_STATED PROBLEM_
Pull out every line in the data that has the string "Rotary" in it.

_THE RECORDS_
....

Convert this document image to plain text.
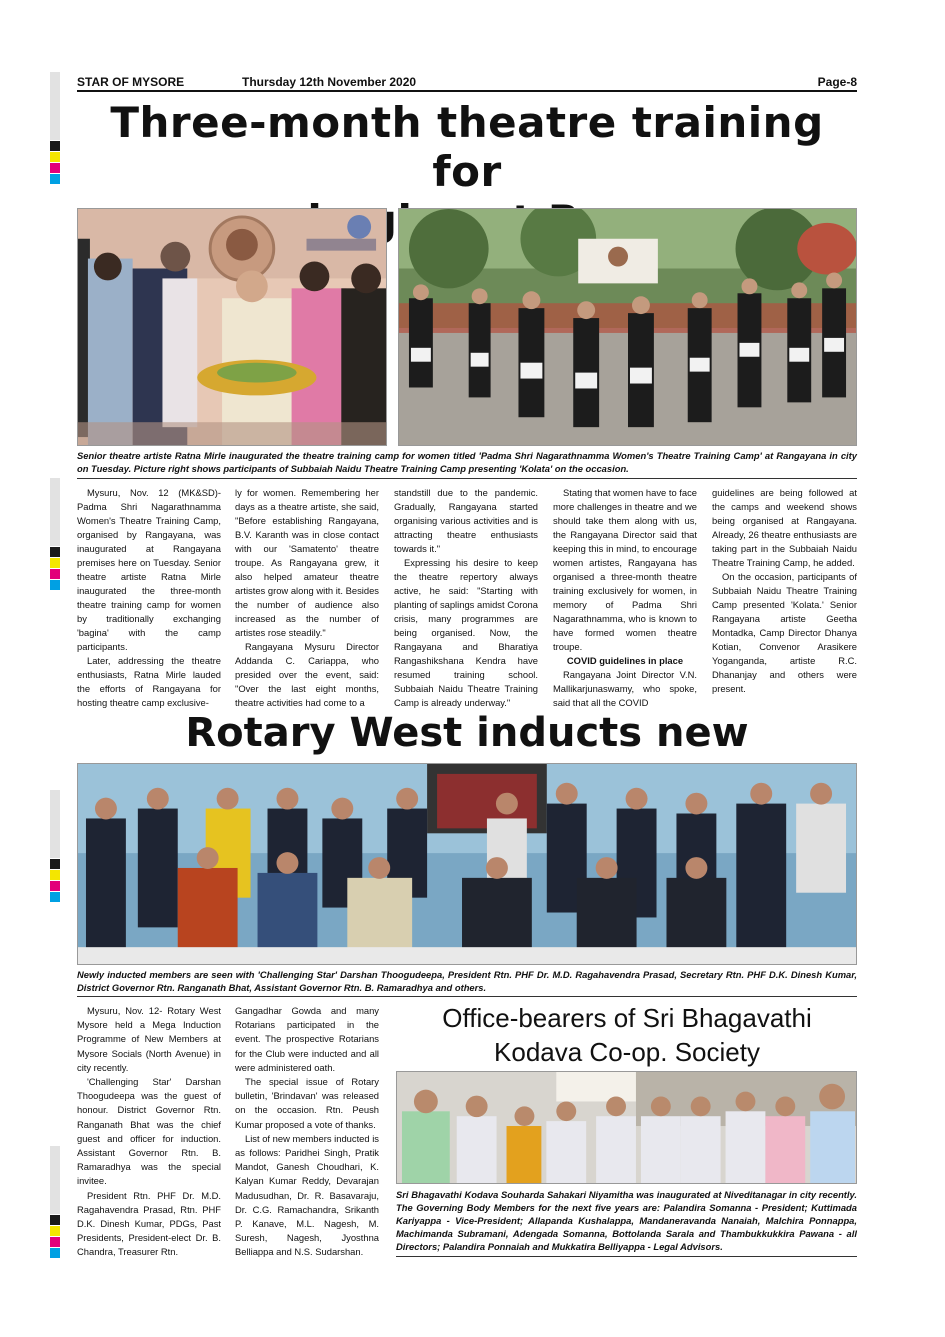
STAR OF MYSORE	Thursday 12th November 2020	Page-8
Three-month theatre training for
begins
Senior theatre artiste Ratna Mirle inaugurated the theatre training camp for women titled 'Padma Shri Nagarathnamma Women's Theatre Training Camp' at Rangayana in city on Tuesday. Picture right shows participants of Subbaiah Naidu Theatre Training Camp presenting 'Kolata' on the occasion.

Mysuru, Nov. 12 (MK&SD)- Padma Shri Nagarathnamma Women's Theatre Training Camp, organised by Rangayana, was inaugurated at Rangayana premises here on Tuesday. Senior theatre artiste Ratna Mirle inaugurated the three-month theatre training camp for women by traditionally exchanging 'bagina' with the camp participants.

Later, addressing the theatre enthusiasts, Ratna Mirle lauded the efforts of Rangayana for hosting theatre camp exclusive-

ly for women. Remembering her days as a theatre artiste, she said, "Before establishing Rangayana, B.V. Karanth was in close contact with our 'Samatento' theatre troupe. As Rangayana grew, it also helped amateur theatre artistes grow along with it. Besides the number of audience also increased as the number of artistes rose steadily."

Rangayana Mysuru Director Addanda C. Cariappa, who presided over the event, said: "Over the last eight months, theatre activities had come to a

standstill due to the pandemic. Gradually, Rangayana started organising various activities and is attracting theatre enthusiasts towards it."

Expressing his desire to keep the theatre repertory always active, he said: "Starting with planting of saplings amidst Corona crisis, many programmes are being organised. Now, the Rangayana and Bharatiya Rangashikshana Kendra have resumed training school. Subbaiah Naidu Theatre Training Camp is already underway."

Stating that women have to face more challenges in theatre and we should take them along with us, the Rangayana Director said that keeping this in mind, to encourage women artistes, Rangayana has organised a three-month theatre training exclusively for women, in memory of Padma Shri Nagarathnamma, who is known to have formed women theatre troupe.

COVID guidelines in place

Rangayana Joint Director V.N. Mallikarjunaswamy, who spoke, said that all the COVID

guidelines are being followed at the camps and weekend shows being organised at Rangayana. Already, 26 theatre enthusiasts are taking part in the Subbaiah Naidu Theatre Training Camp, he added.

On the occasion, participants of Subbaiah Naidu Theatre Training Camp presented 'Kolata.' Senior Rangayana artiste Geetha Montadka, Camp Director Dhanya Kotian, Convenor Arasikere Yoganganda, artiste R.C. Dhananjay and others were present.

Rotary West inducts new
Newly inducted members are seen with 'Challenging Star' Darshan Thoogudeepa, President Rtn. PHF Dr. M.D. Ragahavendra Prasad, Secretary Rtn. PHF D.K. Dinesh Kumar, District Governor Rtn. Ranganath Bhat, Assistant Governor Rtn. B. Ramaradhya and others.

Mysuru, Nov. 12- Rotary West Mysore held a Mega Induction Programme of New Members at Mysore Socials (North Avenue) in city recently.

'Challenging Star' Darshan Thoogudeepa was the guest of honour. District Governor Rtn. Ranganath Bhat was the chief guest and officer for induction. Assistant Governor Rtn. B. Ramaradhya was the special invitee.

President Rtn. PHF Dr. M.D. Ragahavendra Prasad, Rtn. PHF D.K. Dinesh Kumar, PDGs, Past Presidents, President-elect Dr. B. Chandra, Treasurer Rtn.

Gangadhar Gowda and many Rotarians participated in the event. The prospective Rotarians for the Club were inducted and all were administered oath.

The special issue of Rotary bulletin, 'Brindavan' was released on the occasion. Rtn. Peush Kumar proposed a vote of thanks.

List of new members inducted is as follows: Paridhei Singh, Pratik Mandot, Ganesh Choudhari, K. Kalyan Kumar Reddy, Devarajan Madusudhan, Dr. R. Basavaraju, Dr. C.G. Ramachandra, Srikanth P. Kanave, M.L. Nagesh, M. Suresh, Nagesh, Jyosthna Belliappa and N.S. Sudarshan.

Office-bearers of Sri Bhagavathi
Kodava Co-op. Society
Sri Bhagavathi Kodava Souharda Sahakari Niyamitha was inaugurated at Niveditanagar in city recently. The Governing Body Members for the next five years are: Palandira Somanna - President; Kuttimada Kariyappa - Vice-President; Allapanda Kushalappa, Mandaneravanda Nanaiah, Malchira Ponnappa, Machimanda Subramani, Adengada Somanna, Bottolanda Sarala and Thambukkukkira Pawana - all Directors; Palandira Ponnaiah and Mukkatira Belliyappa - Legal Advisors.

....

_CORRECT RESULT_
Rotary West inducts new
Mysuru, Nov. 12- Rotary West Mysore held a Mega Induction Programme of New Members at Mysore Socials (North Avenue) in city recently.
The special issue of Rotary bulletin, 'Brindavan' was released on the occasion. Rtn. Peush Kumar proposed a vote of thanks.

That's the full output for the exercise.